-- Begin --

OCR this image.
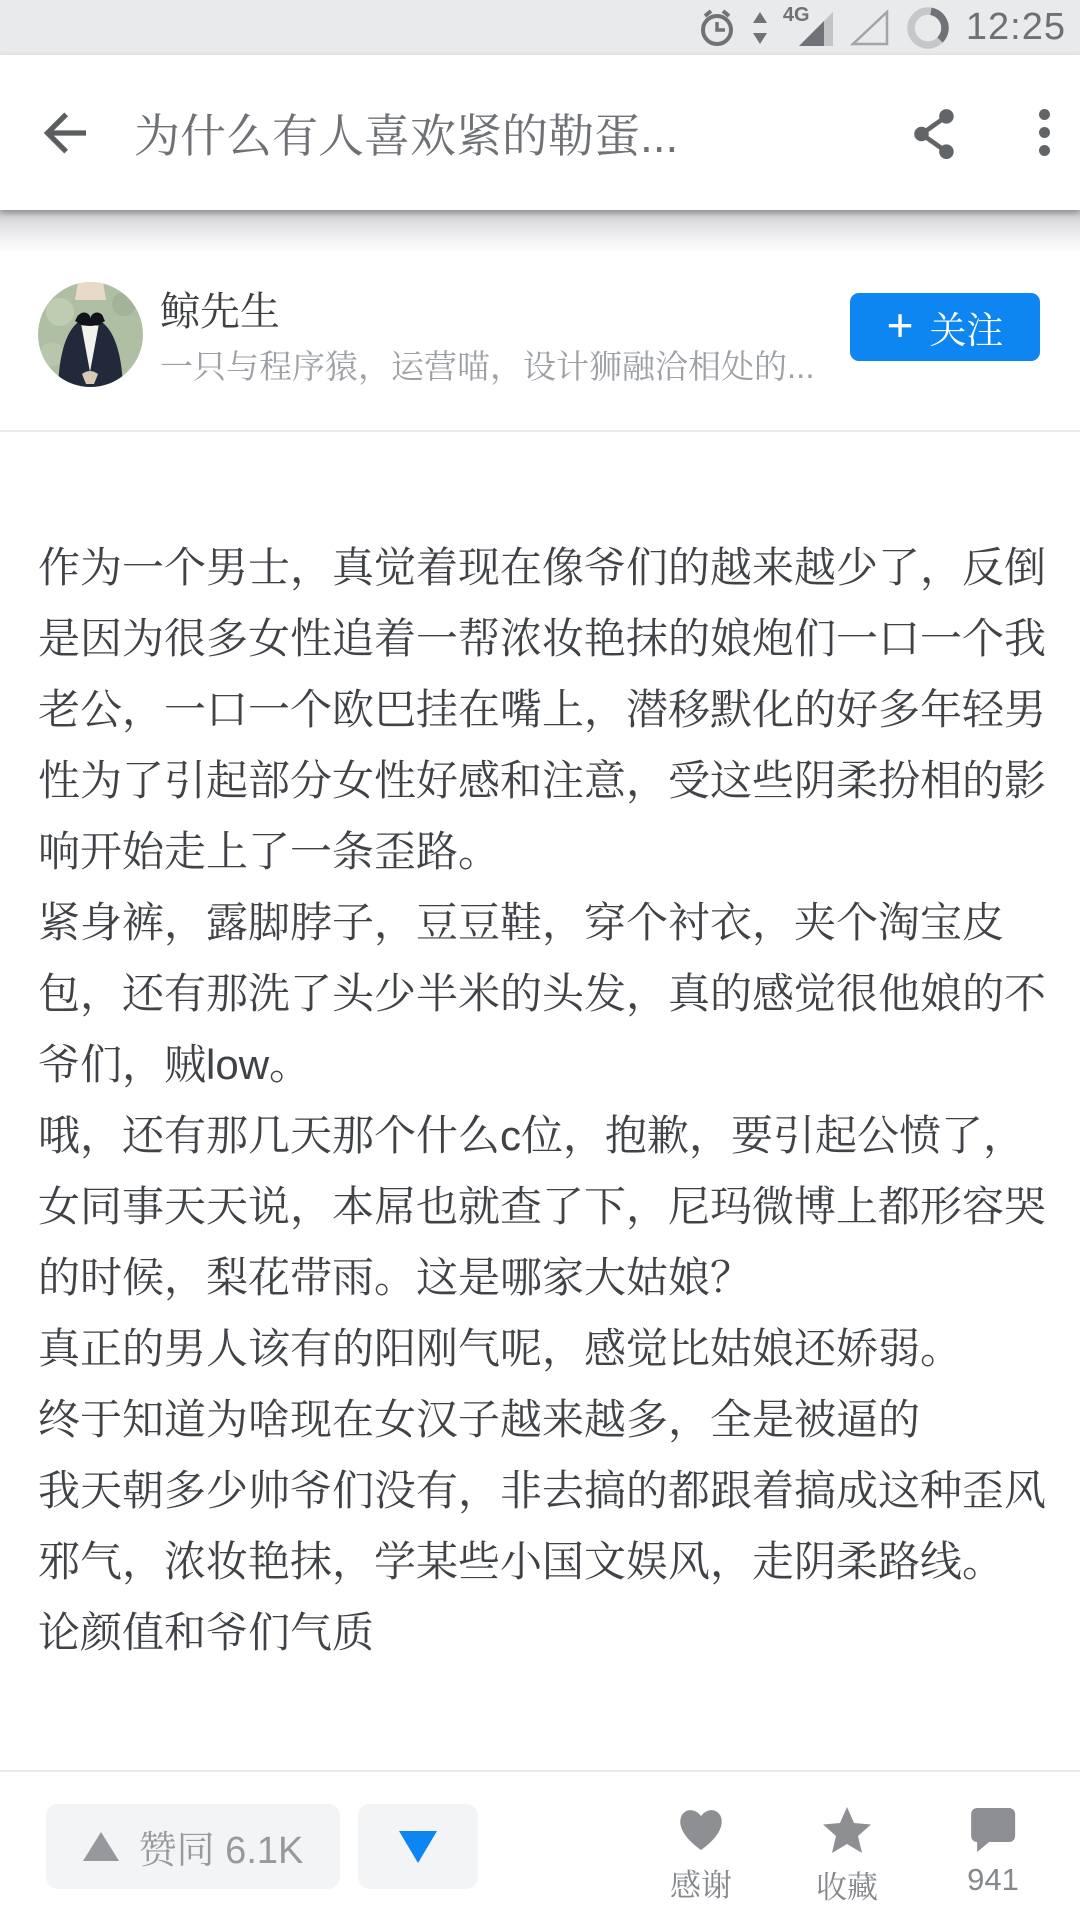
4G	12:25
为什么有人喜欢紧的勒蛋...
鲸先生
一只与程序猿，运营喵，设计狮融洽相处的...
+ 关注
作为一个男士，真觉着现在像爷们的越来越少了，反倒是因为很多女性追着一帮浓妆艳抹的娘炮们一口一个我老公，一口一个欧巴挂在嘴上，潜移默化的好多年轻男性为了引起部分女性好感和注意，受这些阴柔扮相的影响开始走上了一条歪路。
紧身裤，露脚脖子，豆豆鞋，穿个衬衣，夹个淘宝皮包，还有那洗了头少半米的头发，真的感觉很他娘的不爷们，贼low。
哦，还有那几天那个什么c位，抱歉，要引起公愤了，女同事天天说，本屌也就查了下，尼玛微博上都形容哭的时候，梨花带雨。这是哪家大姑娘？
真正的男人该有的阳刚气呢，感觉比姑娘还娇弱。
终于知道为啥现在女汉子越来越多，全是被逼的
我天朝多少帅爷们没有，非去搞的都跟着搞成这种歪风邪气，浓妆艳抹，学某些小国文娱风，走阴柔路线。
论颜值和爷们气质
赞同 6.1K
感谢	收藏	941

-- End --

Written exercise | Transcribe the records above exactly, omitting every picture they contain.

In response |
OCR this image.
4G	12:25
为什么有人喜欢紧的勒蛋...
鲸先生
一只与程序猿，运营喵，设计狮融洽相处的...
+ 关注
作为一个男士，真觉着现在像爷们的越来越少了，反倒是因为很多女性追着一帮浓妆艳抹的娘炮们一口一个我老公，一口一个欧巴挂在嘴上，潜移默化的好多年轻男性为了引起部分女性好感和注意，受这些阴柔扮相的影响开始走上了一条歪路。
紧身裤，露脚脖子，豆豆鞋，穿个衬衣，夹个淘宝皮包，还有那洗了头少半米的头发，真的感觉很他娘的不爷们，贼low。
哦，还有那几天那个什么c位，抱歉，要引起公愤了，女同事天天说，本屌也就查了下，尼玛微博上都形容哭的时候，梨花带雨。这是哪家大姑娘？
真正的男人该有的阳刚气呢，感觉比姑娘还娇弱。
终于知道为啥现在女汉子越来越多，全是被逼的
我天朝多少帅爷们没有，非去搞的都跟着搞成这种歪风邪气，浓妆艳抹，学某些小国文娱风，走阴柔路线。
论颜值和爷们气质
赞同 6.1K
感谢	收藏	941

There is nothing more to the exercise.